EXTRACTED RECORDS
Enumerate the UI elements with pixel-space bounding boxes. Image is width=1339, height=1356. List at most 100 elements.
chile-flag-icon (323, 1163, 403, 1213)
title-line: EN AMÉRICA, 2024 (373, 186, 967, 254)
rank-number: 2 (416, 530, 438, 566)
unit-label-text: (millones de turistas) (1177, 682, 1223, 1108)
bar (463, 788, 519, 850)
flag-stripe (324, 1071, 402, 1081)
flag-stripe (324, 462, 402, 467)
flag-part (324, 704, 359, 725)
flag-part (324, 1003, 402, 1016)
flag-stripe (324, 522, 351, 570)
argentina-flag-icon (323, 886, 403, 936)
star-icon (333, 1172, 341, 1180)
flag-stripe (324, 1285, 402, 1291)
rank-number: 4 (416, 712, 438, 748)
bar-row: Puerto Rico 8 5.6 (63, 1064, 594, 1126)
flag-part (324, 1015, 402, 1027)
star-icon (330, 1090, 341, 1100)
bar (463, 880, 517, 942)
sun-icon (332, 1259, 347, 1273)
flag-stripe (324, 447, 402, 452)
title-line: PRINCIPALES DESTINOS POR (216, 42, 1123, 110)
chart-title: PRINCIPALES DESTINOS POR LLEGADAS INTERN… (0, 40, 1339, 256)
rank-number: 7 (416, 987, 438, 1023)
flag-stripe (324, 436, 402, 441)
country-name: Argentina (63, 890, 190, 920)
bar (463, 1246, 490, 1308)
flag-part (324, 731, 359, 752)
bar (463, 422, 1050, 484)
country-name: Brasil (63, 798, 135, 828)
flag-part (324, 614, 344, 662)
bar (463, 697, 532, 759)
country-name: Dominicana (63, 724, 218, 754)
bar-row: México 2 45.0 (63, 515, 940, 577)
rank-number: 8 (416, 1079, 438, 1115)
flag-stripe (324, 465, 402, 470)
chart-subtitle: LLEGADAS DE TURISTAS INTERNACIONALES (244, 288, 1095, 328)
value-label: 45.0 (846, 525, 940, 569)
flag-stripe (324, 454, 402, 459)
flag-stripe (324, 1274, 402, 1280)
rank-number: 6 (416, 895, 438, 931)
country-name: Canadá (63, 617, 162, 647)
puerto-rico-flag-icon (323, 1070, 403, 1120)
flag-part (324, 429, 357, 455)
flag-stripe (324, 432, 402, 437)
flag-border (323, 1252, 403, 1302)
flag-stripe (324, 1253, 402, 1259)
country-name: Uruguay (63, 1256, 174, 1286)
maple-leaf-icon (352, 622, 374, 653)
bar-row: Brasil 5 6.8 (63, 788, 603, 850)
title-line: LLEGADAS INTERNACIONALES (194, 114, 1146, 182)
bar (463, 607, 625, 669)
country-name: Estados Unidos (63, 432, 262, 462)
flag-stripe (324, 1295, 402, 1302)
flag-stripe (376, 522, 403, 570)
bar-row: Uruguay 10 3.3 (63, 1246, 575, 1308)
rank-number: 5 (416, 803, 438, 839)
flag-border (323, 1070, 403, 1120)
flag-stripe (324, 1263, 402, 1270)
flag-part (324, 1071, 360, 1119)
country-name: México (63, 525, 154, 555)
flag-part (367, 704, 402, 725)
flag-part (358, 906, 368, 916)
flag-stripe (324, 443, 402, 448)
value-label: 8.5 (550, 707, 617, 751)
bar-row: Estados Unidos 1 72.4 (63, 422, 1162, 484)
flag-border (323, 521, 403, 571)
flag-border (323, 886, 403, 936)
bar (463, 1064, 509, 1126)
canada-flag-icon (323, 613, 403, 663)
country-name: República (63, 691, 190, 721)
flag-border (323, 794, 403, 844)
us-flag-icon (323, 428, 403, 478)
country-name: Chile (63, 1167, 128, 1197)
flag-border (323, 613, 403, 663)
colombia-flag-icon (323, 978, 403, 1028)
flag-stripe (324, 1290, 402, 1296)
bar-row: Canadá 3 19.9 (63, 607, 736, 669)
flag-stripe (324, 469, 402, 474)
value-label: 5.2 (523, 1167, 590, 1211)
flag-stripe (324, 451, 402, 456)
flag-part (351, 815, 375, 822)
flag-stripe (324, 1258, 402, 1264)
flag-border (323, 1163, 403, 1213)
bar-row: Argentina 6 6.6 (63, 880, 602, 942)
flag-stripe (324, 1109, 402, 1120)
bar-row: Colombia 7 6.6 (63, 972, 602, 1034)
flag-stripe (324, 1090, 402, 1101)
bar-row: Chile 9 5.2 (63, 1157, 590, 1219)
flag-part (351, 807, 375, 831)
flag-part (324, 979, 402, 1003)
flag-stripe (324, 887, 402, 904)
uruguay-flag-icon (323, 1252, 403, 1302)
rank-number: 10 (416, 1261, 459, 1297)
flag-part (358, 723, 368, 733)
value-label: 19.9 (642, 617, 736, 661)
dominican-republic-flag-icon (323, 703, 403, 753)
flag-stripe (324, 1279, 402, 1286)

REQUIREMENT
Reproduce the data above word for word, keeping every line in its original order.

THE RESULT
Enumerate the UI elements with pixel-space bounding boxes. Image is width=1339, height=1356. List at most 100 elements.
chile-flag-icon (323, 1163, 403, 1213)
title-line: EN AMÉRICA, 2024 (373, 186, 967, 254)
rank-number: 2 (416, 530, 438, 566)
unit-label-text: (millones de turistas) (1177, 682, 1223, 1108)
bar (463, 788, 519, 850)
flag-stripe (324, 1071, 402, 1081)
flag-stripe (324, 462, 402, 467)
flag-part (324, 704, 359, 725)
flag-part (324, 1003, 402, 1016)
flag-stripe (324, 522, 351, 570)
argentina-flag-icon (323, 886, 403, 936)
star-icon (333, 1172, 341, 1180)
flag-stripe (324, 1285, 402, 1291)
rank-number: 4 (416, 712, 438, 748)
bar-row: Puerto Rico 8 5.6 (63, 1064, 594, 1126)
flag-part (324, 1015, 402, 1027)
star-icon (330, 1090, 341, 1100)
bar (463, 880, 517, 942)
sun-icon (332, 1259, 347, 1273)
flag-stripe (324, 447, 402, 452)
title-line: PRINCIPALES DESTINOS POR (216, 42, 1123, 110)
chart-title: PRINCIPALES DESTINOS POR LLEGADAS INTERN… (0, 40, 1339, 256)
rank-number: 7 (416, 987, 438, 1023)
flag-stripe (324, 436, 402, 441)
country-name: Argentina (63, 890, 190, 920)
bar (463, 1246, 490, 1308)
flag-part (324, 731, 359, 752)
bar (463, 422, 1050, 484)
country-name: Brasil (63, 798, 135, 828)
flag-part (324, 614, 344, 662)
bar (463, 697, 532, 759)
country-name: Dominicana (63, 724, 218, 754)
bar-row: México 2 45.0 (63, 515, 940, 577)
rank-number: 8 (416, 1079, 438, 1115)
flag-stripe (324, 465, 402, 470)
chart-subtitle: LLEGADAS DE TURISTAS INTERNACIONALES (244, 288, 1095, 328)
value-label: 45.0 (846, 525, 940, 569)
flag-stripe (324, 454, 402, 459)
flag-stripe (324, 1274, 402, 1280)
rank-number: 6 (416, 895, 438, 931)
country-name: Canadá (63, 617, 162, 647)
puerto-rico-flag-icon (323, 1070, 403, 1120)
flag-part (324, 429, 357, 455)
flag-stripe (324, 432, 402, 437)
flag-border (323, 1252, 403, 1302)
flag-stripe (324, 1253, 402, 1259)
country-name: Uruguay (63, 1256, 174, 1286)
maple-leaf-icon (352, 622, 374, 653)
bar-row: Brasil 5 6.8 (63, 788, 603, 850)
title-line: LLEGADAS INTERNACIONALES (194, 114, 1146, 182)
bar (463, 607, 625, 669)
country-name: Estados Unidos (63, 432, 262, 462)
flag-stripe (324, 1295, 402, 1302)
flag-stripe (376, 522, 403, 570)
bar-row: Uruguay 10 3.3 (63, 1246, 575, 1308)
rank-number: 5 (416, 803, 438, 839)
flag-border (323, 1070, 403, 1120)
flag-stripe (324, 1263, 402, 1270)
flag-part (324, 1071, 360, 1119)
country-name: México (63, 525, 154, 555)
flag-part (367, 704, 402, 725)
flag-part (358, 906, 368, 916)
flag-stripe (324, 443, 402, 448)
value-label: 8.5 (550, 707, 617, 751)
bar-row: Estados Unidos 1 72.4 (63, 422, 1162, 484)
flag-border (323, 521, 403, 571)
flag-border (323, 886, 403, 936)
bar (463, 1064, 509, 1126)
canada-flag-icon (323, 613, 403, 663)
country-name: República (63, 691, 190, 721)
flag-border (323, 794, 403, 844)
us-flag-icon (323, 428, 403, 478)
country-name: Chile (63, 1167, 128, 1197)
flag-border (323, 613, 403, 663)
colombia-flag-icon (323, 978, 403, 1028)
flag-stripe (324, 1290, 402, 1296)
bar-row: Canadá 3 19.9 (63, 607, 736, 669)
flag-stripe (324, 469, 402, 474)
value-label: 5.2 (523, 1167, 590, 1211)
flag-stripe (324, 451, 402, 456)
flag-part (351, 815, 375, 822)
flag-stripe (324, 1258, 402, 1264)
flag-border (323, 1163, 403, 1213)
bar-row: Argentina 6 6.6 (63, 880, 602, 942)
flag-stripe (324, 1109, 402, 1120)
bar-row: Colombia 7 6.6 (63, 972, 602, 1034)
flag-stripe (324, 1090, 402, 1101)
bar-row: Chile 9 5.2 (63, 1157, 590, 1219)
flag-part (351, 807, 375, 831)
flag-part (324, 979, 402, 1003)
flag-stripe (324, 887, 402, 904)
uruguay-flag-icon (323, 1252, 403, 1302)
rank-number: 10 (416, 1261, 459, 1297)
flag-part (358, 723, 368, 733)
value-label: 19.9 (642, 617, 736, 661)
dominican-republic-flag-icon (323, 703, 403, 753)
flag-stripe (324, 1279, 402, 1286)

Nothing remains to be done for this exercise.